Given task:
Reproduce each line of the material exactly, minus any picture.

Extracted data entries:
------------------------------------
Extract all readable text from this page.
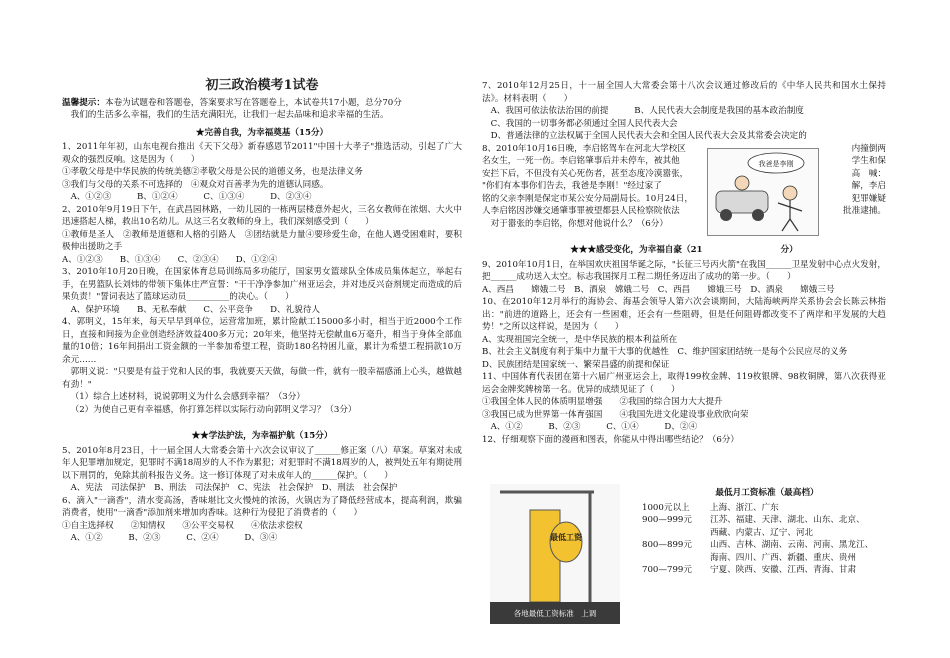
初三政治模考1试卷

温馨提示：本卷为试题卷和答题卷，答案要求写在答题卷上，本试卷共17小题，总分70分

我们的生活多么幸福，我们的生活充满阳光，让我们一起去品味和追求幸福的生活。

★完善自我，为幸福奠基（15分）

1、2011年年初，山东电视台推出《天下父母》新春感恩节2011"中国十大孝子"推选活动，引起了广大观众的强烈反响。这是因为（　　）

①孝敬父母是中华民族的传统美德②孝敬父母是公民的道德义务，也是法律义务

③我们与父母的关系不可选择的　④观众对百善孝为先的道德认同感。

A、①②③　　　B、①②④　　　C、①③④　　　D、②③④

2、2010年9月19日下午，在武昌园林路，一幼儿园的一栋两层楼意外起火，三名女教师在浓烟、大火中迅速搭起人梯，救出10名幼儿。从这三名女教师的身上，我们深刻感受到（　　）

①教师是圣人　②教师是道德和人格的引路人　③团结就是力量④要珍爱生命，在他人遇受困难时，要积极伸出援助之手

A、①②③　　B、①③④　　C、②③④　　D、①②④

3、2010年10月20日晚，在国家体育总局训练局多功能厅，国家男女篮球队全体成员集体起立，举起右手，在男篮队长刘炜的带领下集体庄严宣誓："干干净净参加广州亚运会，并对违反兴奋剂规定而造成的后果负责！"誓词表达了篮球运动员__________的决心。（　　）

A、保护环境　　B、无私奉献　　C、公平竞争　　D、礼貌待人

4、郭明义，15年来，每天早早到单位，运营常加班，累计险献工15000多小时，相当于近2000个工作日，直接和间接为企业创造经济效益400多万元；20年来，他坚持无偿献血6万毫升，相当于身体全部血量的10倍；16年间捐出工资金额的一半参加希望工程，资助180名特困儿童，累计为希望工程捐款10万余元……

郭明义说："只要是有益于党和人民的事，我就要天天做，每做一件，就有一股幸福感涌上心头，越做越有劲！"

（1）综合上述材料，说说郭明义为什么会感到幸福？（3分）

（2）为使自己更有幸福感，你打算怎样以实际行动向郭明义学习？（3分）

★★学法护法，为幸福护航（15分）

5、2010年8月23日，十一届全国人大常委会第十六次会议审议了______修正案（八）草案。草案对未成年人犯罪增加规定，犯罪时不满18周岁的人不作为累犯；对犯罪时不满18周岁的人，被判处五年有期徒刑以下刑罚的，免除其前科报告义务。这一修订体现了对未成年人的______保护。（　　）

A、宪法　司法保护　B、刑法　司法保护　C、宪法　社会保护　D、刑法　社会保护

6、滴入"一滴香"，清水变高汤，香味堪比文火慢炖的浓汤，火锅店为了降低经营成本，提高利润，欺骗消费者，使用"一滴香"添加剂来增加肉香味。这种行为侵犯了消费者的（　　）

①自主选择权　　②知情权　　③公平交易权　　④依法求偿权

A、①②　　　B、②③　　　C、②④　　　D、③④

7、2010年12月25日，十一届全国人大常委会第十八次会议通过修改后的《中华人民共和国水土保持法》。材料表明（　　）

A、我国可依法依法治国的前提　　　B、人民代表大会制度是我国的基本政治制度

C、我国的一切事务都必须通过全国人民代表大会

D、普通法律的立法权属于全国人民代表大会和全国人民代表大会及其常委会决定的

8、2010年10月16日晚，李启铭驾车在河北大学校区	内撞倒两
名女生，一死一伤。李启铭肇事后并未停车，被其他	学生和保
安拦下后，不但没有关心死伤者，甚至态度冷漠嚣张，	高　喊：
"你们有本事你们告去，我爸是李刚！"经过家了	解，李启
铭的父亲李刚是保定市某公安分局副局长。10月24日，	犯罪嫌疑
人李启铭因涉嫌交通肇事罪被望都县人民检察院依法	批准逮捕。

对于嚣张的李启铭，你想对他说什么？（6分）

★★★感受变化，为幸福自豪（21	分）

9、2010年10月1日，在举国欢庆祖国华诞之际，"长征三号丙火箭"在我国______卫星发射中心点火发射，把______成功送入太空。标志我国探月工程二期任务迈出了成功的第一步。（　　）

A、西昌　　嫦娥二号　B、酒泉　嫦娥二号　C、西昌　　嫦娥三号　D、酒泉　　嫦娥三号

10、在2010年12月举行的海协会、海基会领导人第六次会谈期间，大陆海峡两岸关系协会会长陈云林指出："前进的道路上，还会有一些困难，还会有一些阻碍，但是任何阻碍都改变不了两岸和平发展的大趋势！"之所以这样说，是因为（　　）

A、实现祖国完全统一，是中华民族的根本利益所在

B、社会主义制度有利于集中力量干大事的优越性　C、维护国家团结统一是每个公民应尽的义务

D、民族团结是国家统一、繁荣昌盛的前提和保证

11、中国体育代表团在第十六届广州亚运会上，取得199枚金牌、119枚银牌、98枚铜牌，第八次获得亚运会金牌奖牌榜第一名。优异的成绩见证了（　　）

①我国全体人民的体质明显增强　　②我国的综合国力大大提升

③我国已成为世界第一体育强国　　④我国先进文化建设事业欣欣向荣

A、①②　　　B、②③　　　C、①④　　　D、②④

12、仔细观察下面的漫画和图表，你能从中得出哪些结论？（6分）

我爸是李刚
最低工资
各地最低工资标准　上调
最低月工资标准（最高档）
1000元以上	上海、浙江、广东
900—999元	江苏、福建、天津、湖北、山东、北京、
西藏、内蒙古、辽宁、河北
800—899元	山西、吉林、湖南、云南、河南、黑龙江、
海南、四川、广西、新疆、重庆、贵州
700—799元	宁夏、陕西、安徽、江西、青海、甘肃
------------------------------------
Solution:
Extract all readable text from this page.
初三政治模考1试卷

温馨提示：本卷为试题卷和答题卷，答案要求写在答题卷上，本试卷共17小题，总分70分

我们的生活多么幸福，我们的生活充满阳光，让我们一起去品味和追求幸福的生活。

★完善自我，为幸福奠基（15分）

1、2011年年初，山东电视台推出《天下父母》新春感恩节2011"中国十大孝子"推选活动，引起了广大观众的强烈反响。这是因为（　　）

①孝敬父母是中华民族的传统美德②孝敬父母是公民的道德义务，也是法律义务

③我们与父母的关系不可选择的　④观众对百善孝为先的道德认同感。

A、①②③　　　B、①②④　　　C、①③④　　　D、②③④

2、2010年9月19日下午，在武昌园林路，一幼儿园的一栋两层楼意外起火，三名女教师在浓烟、大火中迅速搭起人梯，救出10名幼儿。从这三名女教师的身上，我们深刻感受到（　　）

①教师是圣人　②教师是道德和人格的引路人　③团结就是力量④要珍爱生命，在他人遇受困难时，要积极伸出援助之手

A、①②③　　B、①③④　　C、②③④　　D、①②④

3、2010年10月20日晚，在国家体育总局训练局多功能厅，国家男女篮球队全体成员集体起立，举起右手，在男篮队长刘炜的带领下集体庄严宣誓："干干净净参加广州亚运会，并对违反兴奋剂规定而造成的后果负责！"誓词表达了篮球运动员__________的决心。（　　）

A、保护环境　　B、无私奉献　　C、公平竞争　　D、礼貌待人

4、郭明义，15年来，每天早早到单位，运营常加班，累计险献工15000多小时，相当于近2000个工作日，直接和间接为企业创造经济效益400多万元；20年来，他坚持无偿献血6万毫升，相当于身体全部血量的10倍；16年间捐出工资金额的一半参加希望工程，资助180名特困儿童，累计为希望工程捐款10万余元……

郭明义说："只要是有益于党和人民的事，我就要天天做，每做一件，就有一股幸福感涌上心头，越做越有劲！"

（1）综合上述材料，说说郭明义为什么会感到幸福？（3分）

（2）为使自己更有幸福感，你打算怎样以实际行动向郭明义学习？（3分）

★★学法护法，为幸福护航（15分）

5、2010年8月23日，十一届全国人大常委会第十六次会议审议了______修正案（八）草案。草案对未成年人犯罪增加规定，犯罪时不满18周岁的人不作为累犯；对犯罪时不满18周岁的人，被判处五年有期徒刑以下刑罚的，免除其前科报告义务。这一修订体现了对未成年人的______保护。（　　）

A、宪法　司法保护　B、刑法　司法保护　C、宪法　社会保护　D、刑法　社会保护

6、滴入"一滴香"，清水变高汤，香味堪比文火慢炖的浓汤，火锅店为了降低经营成本，提高利润，欺骗消费者，使用"一滴香"添加剂来增加肉香味。这种行为侵犯了消费者的（　　）

①自主选择权　　②知情权　　③公平交易权　　④依法求偿权

A、①②　　　B、②③　　　C、②④　　　D、③④

7、2010年12月25日，十一届全国人大常委会第十八次会议通过修改后的《中华人民共和国水土保持法》。材料表明（　　）

A、我国可依法依法治国的前提　　　B、人民代表大会制度是我国的基本政治制度

C、我国的一切事务都必须通过全国人民代表大会

D、普通法律的立法权属于全国人民代表大会和全国人民代表大会及其常委会决定的

8、2010年10月16日晚，李启铭驾车在河北大学校区	内撞倒两
名女生，一死一伤。李启铭肇事后并未停车，被其他	学生和保
安拦下后，不但没有关心死伤者，甚至态度冷漠嚣张，	高　喊：
"你们有本事你们告去，我爸是李刚！"经过家了	解，李启
铭的父亲李刚是保定市某公安分局副局长。10月24日，	犯罪嫌疑
人李启铭因涉嫌交通肇事罪被望都县人民检察院依法	批准逮捕。

对于嚣张的李启铭，你想对他说什么？（6分）

★★★感受变化，为幸福自豪（21	分）

9、2010年10月1日，在举国欢庆祖国华诞之际，"长征三号丙火箭"在我国______卫星发射中心点火发射，把______成功送入太空。标志我国探月工程二期任务迈出了成功的第一步。（　　）

A、西昌　　嫦娥二号　B、酒泉　嫦娥二号　C、西昌　　嫦娥三号　D、酒泉　　嫦娥三号

10、在2010年12月举行的海协会、海基会领导人第六次会谈期间，大陆海峡两岸关系协会会长陈云林指出："前进的道路上，还会有一些困难，还会有一些阻碍，但是任何阻碍都改变不了两岸和平发展的大趋势！"之所以这样说，是因为（　　）

A、实现祖国完全统一，是中华民族的根本利益所在

B、社会主义制度有利于集中力量干大事的优越性　C、维护国家团结统一是每个公民应尽的义务

D、民族团结是国家统一、繁荣昌盛的前提和保证

11、中国体育代表团在第十六届广州亚运会上，取得199枚金牌、119枚银牌、98枚铜牌，第八次获得亚运会金牌奖牌榜第一名。优异的成绩见证了（　　）

①我国全体人民的体质明显增强　　②我国的综合国力大大提升

③我国已成为世界第一体育强国　　④我国先进文化建设事业欣欣向荣

A、①②　　　B、②③　　　C、①④　　　D、②④

12、仔细观察下面的漫画和图表，你能从中得出哪些结论？（6分）

我爸是李刚
最低工资
各地最低工资标准　上调
最低月工资标准（最高档）
1000元以上	上海、浙江、广东
900—999元	江苏、福建、天津、湖北、山东、北京、
西藏、内蒙古、辽宁、河北
800—899元	山西、吉林、湖南、云南、河南、黑龙江、
海南、四川、广西、新疆、重庆、贵州
700—799元	宁夏、陕西、安徽、江西、青海、甘肃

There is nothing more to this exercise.